Without omitting anything, retype the data that follows.

· · ·

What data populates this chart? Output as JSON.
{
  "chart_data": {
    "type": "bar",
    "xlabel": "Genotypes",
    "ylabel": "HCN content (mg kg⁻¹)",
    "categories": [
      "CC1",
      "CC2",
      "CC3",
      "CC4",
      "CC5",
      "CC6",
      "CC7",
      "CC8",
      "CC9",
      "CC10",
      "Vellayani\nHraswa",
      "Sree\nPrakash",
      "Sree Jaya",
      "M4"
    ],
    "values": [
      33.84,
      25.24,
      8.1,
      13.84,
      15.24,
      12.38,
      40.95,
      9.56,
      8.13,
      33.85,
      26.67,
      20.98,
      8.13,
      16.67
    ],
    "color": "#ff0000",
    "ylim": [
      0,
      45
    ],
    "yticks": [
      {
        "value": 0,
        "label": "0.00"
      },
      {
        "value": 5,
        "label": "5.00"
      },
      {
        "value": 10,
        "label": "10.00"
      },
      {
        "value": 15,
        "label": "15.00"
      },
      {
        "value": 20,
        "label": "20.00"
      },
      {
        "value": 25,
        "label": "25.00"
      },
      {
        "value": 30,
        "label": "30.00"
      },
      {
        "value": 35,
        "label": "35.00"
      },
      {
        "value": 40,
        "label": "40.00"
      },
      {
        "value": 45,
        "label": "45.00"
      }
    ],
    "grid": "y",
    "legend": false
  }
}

· · ·

-- Response --
What data populates this chart? Output as JSON.
{
  "chart_data": {
    "type": "bar",
    "xlabel": "Genotypes",
    "ylabel": "HCN content (mg kg⁻¹)",
    "categories": [
      "CC1",
      "CC2",
      "CC3",
      "CC4",
      "CC5",
      "CC6",
      "CC7",
      "CC8",
      "CC9",
      "CC10",
      "Vellayani\nHraswa",
      "Sree\nPrakash",
      "Sree Jaya",
      "M4"
    ],
    "values": [
      33.84,
      25.24,
      8.1,
      13.84,
      15.24,
      12.38,
      40.95,
      9.56,
      8.13,
      33.85,
      26.67,
      20.98,
      8.13,
      16.67
    ],
    "color": "#ff0000",
    "ylim": [
      0,
      45
    ],
    "yticks": [
      {
        "value": 0,
        "label": "0.00"
      },
      {
        "value": 5,
        "label": "5.00"
      },
      {
        "value": 10,
        "label": "10.00"
      },
      {
        "value": 15,
        "label": "15.00"
      },
      {
        "value": 20,
        "label": "20.00"
      },
      {
        "value": 25,
        "label": "25.00"
      },
      {
        "value": 30,
        "label": "30.00"
      },
      {
        "value": 35,
        "label": "35.00"
      },
      {
        "value": 40,
        "label": "40.00"
      },
      {
        "value": 45,
        "label": "45.00"
      }
    ],
    "grid": "y",
    "legend": false
  }
}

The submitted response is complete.